◆ Task prompt
In the material below, find all lines with the string "name" and copy them.

Records for this exercise start

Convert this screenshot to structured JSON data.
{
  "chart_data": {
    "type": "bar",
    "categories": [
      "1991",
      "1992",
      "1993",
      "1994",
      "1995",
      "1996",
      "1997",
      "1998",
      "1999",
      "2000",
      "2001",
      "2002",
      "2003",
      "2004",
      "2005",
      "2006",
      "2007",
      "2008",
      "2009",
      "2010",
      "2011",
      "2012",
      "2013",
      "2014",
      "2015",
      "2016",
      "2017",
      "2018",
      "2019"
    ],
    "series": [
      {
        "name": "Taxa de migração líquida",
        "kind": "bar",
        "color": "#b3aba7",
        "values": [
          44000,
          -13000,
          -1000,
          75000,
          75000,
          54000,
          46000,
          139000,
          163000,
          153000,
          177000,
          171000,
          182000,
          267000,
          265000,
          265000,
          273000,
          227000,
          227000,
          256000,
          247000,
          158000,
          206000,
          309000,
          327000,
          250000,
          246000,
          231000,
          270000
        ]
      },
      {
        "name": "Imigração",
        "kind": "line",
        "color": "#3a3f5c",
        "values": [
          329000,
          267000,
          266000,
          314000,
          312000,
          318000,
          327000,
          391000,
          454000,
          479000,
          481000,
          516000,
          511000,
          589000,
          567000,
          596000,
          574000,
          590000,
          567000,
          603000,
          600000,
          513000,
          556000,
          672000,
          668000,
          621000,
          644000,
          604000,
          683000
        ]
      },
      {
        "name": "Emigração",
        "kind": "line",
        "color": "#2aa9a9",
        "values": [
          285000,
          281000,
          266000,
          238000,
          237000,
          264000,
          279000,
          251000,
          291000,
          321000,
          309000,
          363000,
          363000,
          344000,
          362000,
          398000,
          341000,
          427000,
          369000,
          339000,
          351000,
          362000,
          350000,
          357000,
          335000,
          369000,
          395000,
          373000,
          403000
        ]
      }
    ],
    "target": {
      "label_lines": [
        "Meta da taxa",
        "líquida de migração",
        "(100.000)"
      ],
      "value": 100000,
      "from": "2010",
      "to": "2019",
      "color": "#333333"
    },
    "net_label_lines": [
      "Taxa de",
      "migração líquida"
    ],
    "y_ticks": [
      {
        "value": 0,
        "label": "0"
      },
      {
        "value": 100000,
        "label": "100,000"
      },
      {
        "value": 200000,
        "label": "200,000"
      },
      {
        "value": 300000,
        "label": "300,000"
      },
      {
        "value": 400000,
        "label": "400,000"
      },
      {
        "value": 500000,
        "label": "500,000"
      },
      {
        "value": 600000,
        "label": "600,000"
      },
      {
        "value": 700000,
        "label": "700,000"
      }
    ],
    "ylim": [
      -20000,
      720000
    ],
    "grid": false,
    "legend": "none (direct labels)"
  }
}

Records for this exercise end

◆ Solution to the exercise
        "name": "Taxa de migração líquida",
        "name": "Imigração",
        "name": "Emigração",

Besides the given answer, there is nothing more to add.